• Set task: In the listing below, pick out lines with "health".

• Material for this exercise:

═══

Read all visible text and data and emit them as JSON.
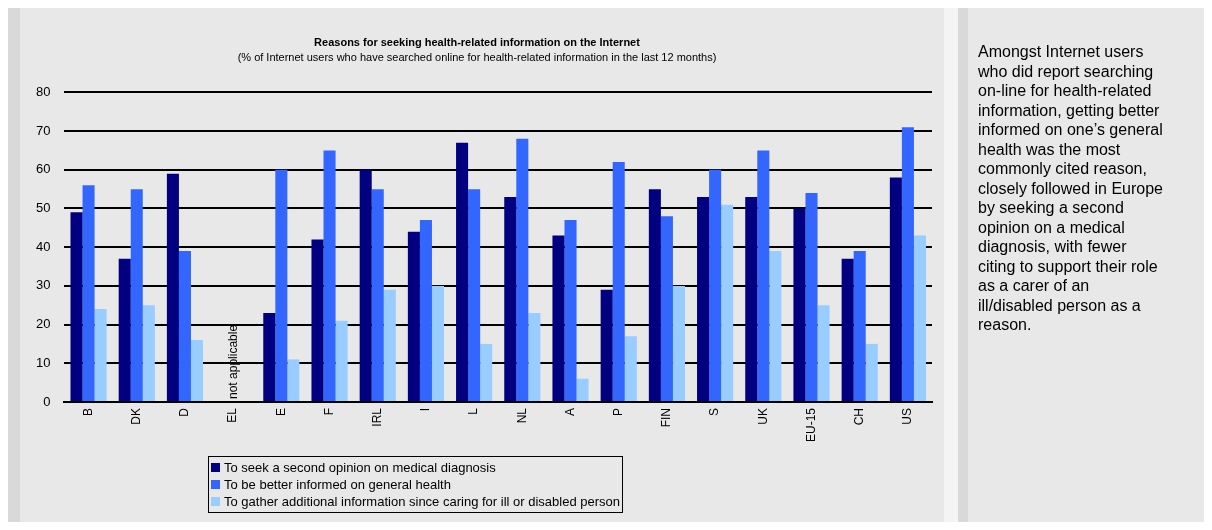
{
  "chart_data": {
    "type": "bar",
    "title": "Reasons for seeking health-related information on the Internet",
    "subtitle": "(% of Internet users who have searched online for health-related information in the last 12 months)",
    "categories": [
      "B",
      "DK",
      "D",
      "EL",
      "E",
      "F",
      "IRL",
      "I",
      "L",
      "NL",
      "A",
      "P",
      "FIN",
      "S",
      "UK",
      "EU-15",
      "CH",
      "US"
    ],
    "series": [
      {
        "name": "To seek a second opinion on medical diagnosis",
        "color": "#000080",
        "values": [
          49,
          37,
          59,
          null,
          23,
          42,
          60,
          44,
          67,
          53,
          43,
          29,
          55,
          53,
          53,
          50,
          37,
          58
        ]
      },
      {
        "name": "To be better informed on general health",
        "color": "#3366ff",
        "values": [
          56,
          55,
          39,
          null,
          60,
          65,
          55,
          47,
          55,
          68,
          47,
          62,
          48,
          60,
          65,
          54,
          39,
          71
        ]
      },
      {
        "name": "To gather additional information since caring for ill or disabled person",
        "color": "#99ccff",
        "values": [
          24,
          25,
          16,
          null,
          11,
          21,
          29,
          30,
          15,
          23,
          6,
          17,
          30,
          51,
          39,
          25,
          15,
          43
        ]
      }
    ],
    "ylim": [
      0,
      80
    ],
    "yticks": [
      0,
      10,
      20,
      30,
      40,
      50,
      60,
      70,
      80
    ],
    "grid": "y",
    "legend": "bottom",
    "annotations": [
      "not applicable",
      "Amongst Internet users who did report searching on-line for health-related information, getting better informed on one’s general health was the most commonly cited reason, closely followed in Europe by seeking a second opinion on a medical diagnosis, with fewer citing to support their role as a carer of an ill/disabled person as a reason."
    ]
  }
}
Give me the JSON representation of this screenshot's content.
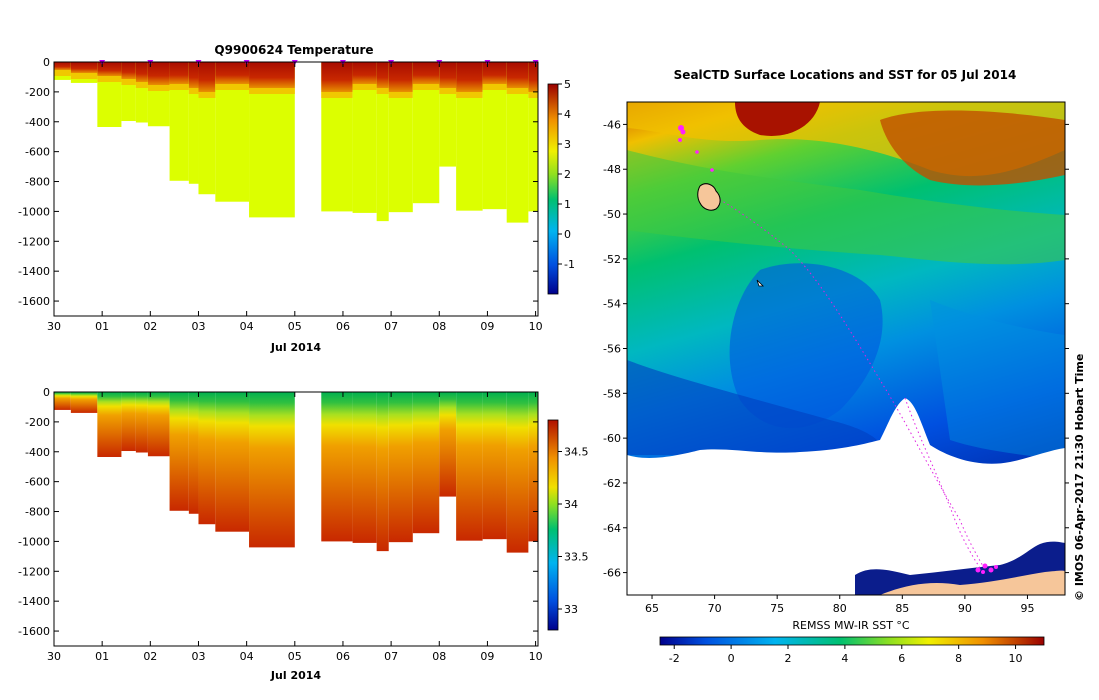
{
  "chart_data": [
    {
      "id": "temp",
      "type": "heatmap",
      "title": "Q9900624  Temperature",
      "xlabel": "Jul 2014",
      "x_tick_labels": [
        "30",
        "01",
        "02",
        "03",
        "04",
        "05",
        "06",
        "07",
        "08",
        "09",
        "10"
      ],
      "xlim": [
        0,
        10.05
      ],
      "ylim": [
        -1700,
        0
      ],
      "y_ticks": [
        0,
        -200,
        -400,
        -600,
        -800,
        -1000,
        -1200,
        -1400,
        -1600
      ],
      "colorbar": {
        "range": [
          -2,
          5
        ],
        "ticks": [
          -1,
          0,
          1,
          2,
          3,
          4,
          5
        ]
      },
      "surface_markers": [
        1,
        2,
        3,
        4,
        5,
        6,
        7,
        8,
        9,
        10
      ],
      "profiles": [
        {
          "start": 0.0,
          "end": 0.35,
          "depth": 120
        },
        {
          "start": 0.35,
          "end": 0.9,
          "depth": 140
        },
        {
          "start": 0.9,
          "end": 1.4,
          "depth": 435
        },
        {
          "start": 1.4,
          "end": 1.7,
          "depth": 395
        },
        {
          "start": 1.7,
          "end": 1.95,
          "depth": 405
        },
        {
          "start": 1.95,
          "end": 2.4,
          "depth": 430
        },
        {
          "start": 2.4,
          "end": 2.8,
          "depth": 795
        },
        {
          "start": 2.8,
          "end": 3.0,
          "depth": 815
        },
        {
          "start": 3.0,
          "end": 3.35,
          "depth": 885
        },
        {
          "start": 3.35,
          "end": 4.05,
          "depth": 935
        },
        {
          "start": 4.05,
          "end": 5.0,
          "depth": 1040
        },
        {
          "start": 5.55,
          "end": 6.2,
          "depth": 1000
        },
        {
          "start": 6.2,
          "end": 6.7,
          "depth": 1010
        },
        {
          "start": 6.7,
          "end": 6.95,
          "depth": 1065
        },
        {
          "start": 6.95,
          "end": 7.45,
          "depth": 1005
        },
        {
          "start": 7.45,
          "end": 8.0,
          "depth": 945
        },
        {
          "start": 8.0,
          "end": 8.35,
          "depth": 700
        },
        {
          "start": 8.35,
          "end": 8.9,
          "depth": 995
        },
        {
          "start": 8.9,
          "end": 9.4,
          "depth": 985
        },
        {
          "start": 9.4,
          "end": 9.85,
          "depth": 1075
        },
        {
          "start": 9.85,
          "end": 10.05,
          "depth": 1000
        }
      ]
    },
    {
      "id": "sal",
      "type": "heatmap",
      "title": "",
      "xlabel": "Jul 2014",
      "x_tick_labels": [
        "30",
        "01",
        "02",
        "03",
        "04",
        "05",
        "06",
        "07",
        "08",
        "09",
        "10"
      ],
      "xlim": [
        0,
        10.05
      ],
      "ylim": [
        -1700,
        0
      ],
      "y_ticks": [
        0,
        -200,
        -400,
        -600,
        -800,
        -1000,
        -1200,
        -1400,
        -1600
      ],
      "colorbar": {
        "range": [
          32.8,
          34.8
        ],
        "ticks": [
          33,
          33.5,
          34,
          34.5
        ]
      }
    },
    {
      "id": "map",
      "type": "heatmap",
      "title": "SealCTD Surface Locations and SST for 05 Jul 2014",
      "colorbar_label": "REMSS MW-IR SST °C",
      "xlim": [
        63,
        98
      ],
      "ylim": [
        -67,
        -45
      ],
      "x_ticks": [
        65,
        70,
        75,
        80,
        85,
        90,
        95
      ],
      "y_ticks": [
        -46,
        -48,
        -50,
        -52,
        -54,
        -56,
        -58,
        -60,
        -62,
        -64,
        -66
      ],
      "colorbar": {
        "range": [
          -2.5,
          11
        ],
        "ticks": [
          -2,
          0,
          2,
          4,
          6,
          8,
          10
        ]
      },
      "side_text": "© IMOS 06-Apr-2017 21:30 Hobart Time"
    }
  ]
}
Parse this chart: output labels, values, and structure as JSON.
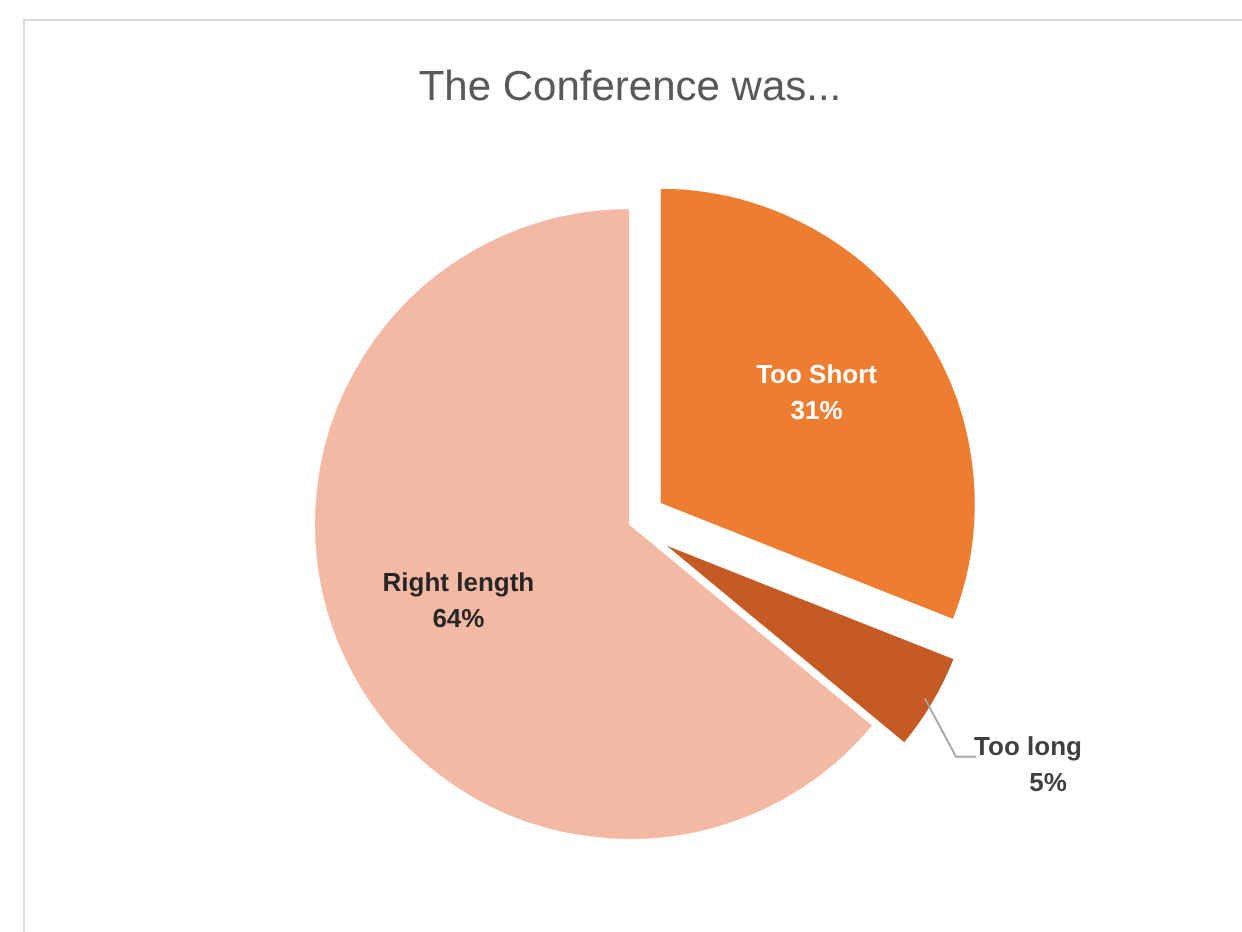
{
  "chart_data": {
    "type": "pie",
    "title": "The Conference was...",
    "categories": [
      "Too Short",
      "Too long",
      "Right length"
    ],
    "values": [
      31,
      5,
      64
    ],
    "colors": [
      "#ed7d31",
      "#c55a24",
      "#f4b9a4"
    ],
    "value_labels": [
      "31%",
      "5%",
      "64%"
    ]
  }
}
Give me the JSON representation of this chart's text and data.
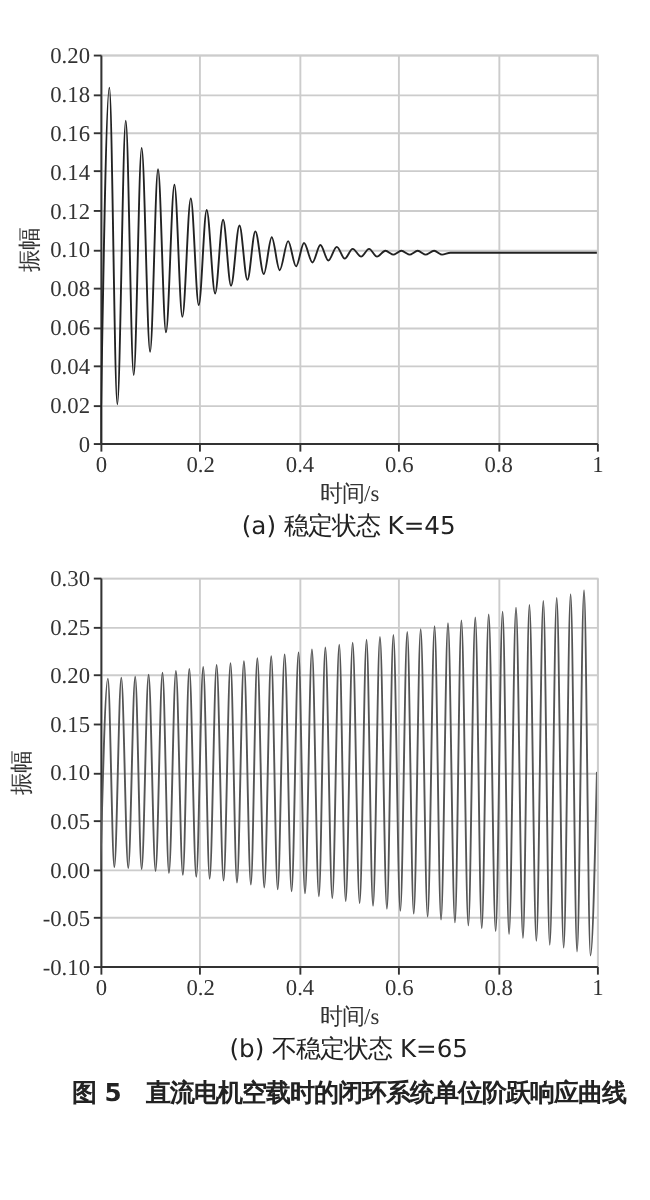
{
  "chart_data": [
    {
      "type": "line",
      "title": "(a) 稳定状态 K=45",
      "xlabel": "时间/s",
      "ylabel": "振幅",
      "grid": true,
      "xlim": [
        0,
        1
      ],
      "xticks": [
        0,
        0.2,
        0.4,
        0.6,
        0.8,
        1
      ],
      "ylim": [
        0,
        0.2
      ],
      "yticks": [
        0,
        0.02,
        0.04,
        0.06,
        0.08,
        {
          "value": 0.1,
          "label": "0.10"
        },
        0.12,
        0.14,
        0.16,
        0.18,
        {
          "value": 0.2,
          "label": "0.20"
        }
      ],
      "series": [
        {
          "color": "#222222",
          "x": [
            0,
            0.018,
            0.034,
            0.051,
            0.067,
            0.083,
            0.1,
            0.116,
            0.132,
            0.149,
            0.165,
            0.182,
            0.198,
            0.214,
            0.231,
            0.247,
            0.263,
            0.28,
            0.296,
            0.312,
            0.329,
            0.345,
            0.361,
            0.378,
            0.394,
            0.41,
            0.427,
            0.443,
            0.459,
            0.476,
            0.492,
            0.508,
            0.525,
            0.541,
            0.557,
            0.574,
            0.59,
            0.606,
            0.623,
            0.639,
            0.655,
            0.672,
            0.688,
            0.705,
            0.721,
            0.737,
            0.753,
            0.77,
            1
          ],
          "values": [
            0,
            0.183,
            0.02,
            0.166,
            0.035,
            0.152,
            0.047,
            0.141,
            0.057,
            0.133,
            0.065,
            0.126,
            0.071,
            0.12,
            0.077,
            0.115,
            0.081,
            0.112,
            0.084,
            0.109,
            0.087,
            0.106,
            0.089,
            0.104,
            0.091,
            0.103,
            0.093,
            0.102,
            0.094,
            0.101,
            0.095,
            0.1,
            0.096,
            0.1,
            0.096,
            0.099,
            0.097,
            0.099,
            0.097,
            0.099,
            0.097,
            0.099,
            0.097,
            0.098,
            0.098,
            0.098,
            0.098,
            0.098,
            0.098
          ]
        }
      ]
    },
    {
      "type": "line",
      "title": "(b) 不稳定状态 K=65",
      "xlabel": "时间/s",
      "ylabel": "振幅",
      "grid": true,
      "annotations": [
        "图 5　直流电机空载时的闭环系统单位阶跃响应曲线"
      ],
      "xlim": [
        0,
        1
      ],
      "xticks": [
        0,
        0.2,
        0.4,
        0.6,
        0.8,
        1
      ],
      "ylim": [
        -0.1,
        0.3
      ],
      "yticks": [
        {
          "value": -0.1,
          "label": "-0.10"
        },
        -0.05,
        {
          "value": 0,
          "label": "0.00"
        },
        0.05,
        {
          "value": 0.1,
          "label": "0.10"
        },
        0.15,
        {
          "value": 0.2,
          "label": "0.20"
        },
        0.25,
        {
          "value": 0.3,
          "label": "0.30"
        }
      ],
      "series": [
        {
          "color": "#555555",
          "x": [
            0,
            0.015,
            0.028,
            0.042,
            0.056,
            0.07,
            0.083,
            0.097,
            0.111,
            0.125,
            0.138,
            0.152,
            0.166,
            0.179,
            0.193,
            0.207,
            0.22,
            0.234,
            0.248,
            0.262,
            0.275,
            0.289,
            0.303,
            0.316,
            0.33,
            0.344,
            0.357,
            0.371,
            0.385,
            0.399,
            0.412,
            0.426,
            0.44,
            0.453,
            0.467,
            0.481,
            0.494,
            0.508,
            0.522,
            0.536,
            0.549,
            0.563,
            0.577,
            0.59,
            0.604,
            0.618,
            0.631,
            0.645,
            0.659,
            0.673,
            0.686,
            0.7,
            0.714,
            0.727,
            0.741,
            0.755,
            0.768,
            0.782,
            0.796,
            0.81,
            0.823,
            0.837,
            0.851,
            0.864,
            0.878,
            0.892,
            0.905,
            0.919,
            0.933,
            0.947,
            0.96,
            0.974,
            0.987,
            1
          ],
          "values": [
            0,
            0.196,
            0.002,
            0.197,
            0.001,
            0.198,
            0.0,
            0.2,
            -0.002,
            0.202,
            -0.004,
            0.204,
            -0.006,
            0.206,
            -0.008,
            0.208,
            -0.01,
            0.21,
            -0.012,
            0.212,
            -0.014,
            0.214,
            -0.016,
            0.217,
            -0.019,
            0.219,
            -0.021,
            0.221,
            -0.023,
            0.223,
            -0.025,
            0.226,
            -0.028,
            0.228,
            -0.03,
            0.231,
            -0.033,
            0.233,
            -0.035,
            0.236,
            -0.038,
            0.239,
            -0.041,
            0.241,
            -0.043,
            0.244,
            -0.046,
            0.247,
            -0.049,
            0.25,
            -0.052,
            0.253,
            -0.055,
            0.256,
            -0.058,
            0.259,
            -0.061,
            0.262,
            -0.064,
            0.265,
            -0.067,
            0.269,
            -0.071,
            0.272,
            -0.074,
            0.276,
            -0.078,
            0.279,
            -0.081,
            0.283,
            -0.085,
            0.287,
            -0.089,
            0.1
          ]
        }
      ]
    }
  ]
}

═══

• Answer to this task:
    "title": "Reasons for seeking health-related information on the Internet",
    "subtitle": "(% of Internet users who have searched online for health-related information in the last 12 months)",
        "name": "To be better informed on general health",
      "Amongst Internet users who did report searching on-line for health-related information, getting better informed on one’s general health was the most commonly cited reason, closely followed in Europe by seeking a second opinion on a medical diagnosis, with fewer citing to support their role as a carer of an ill/disabled person as a reason."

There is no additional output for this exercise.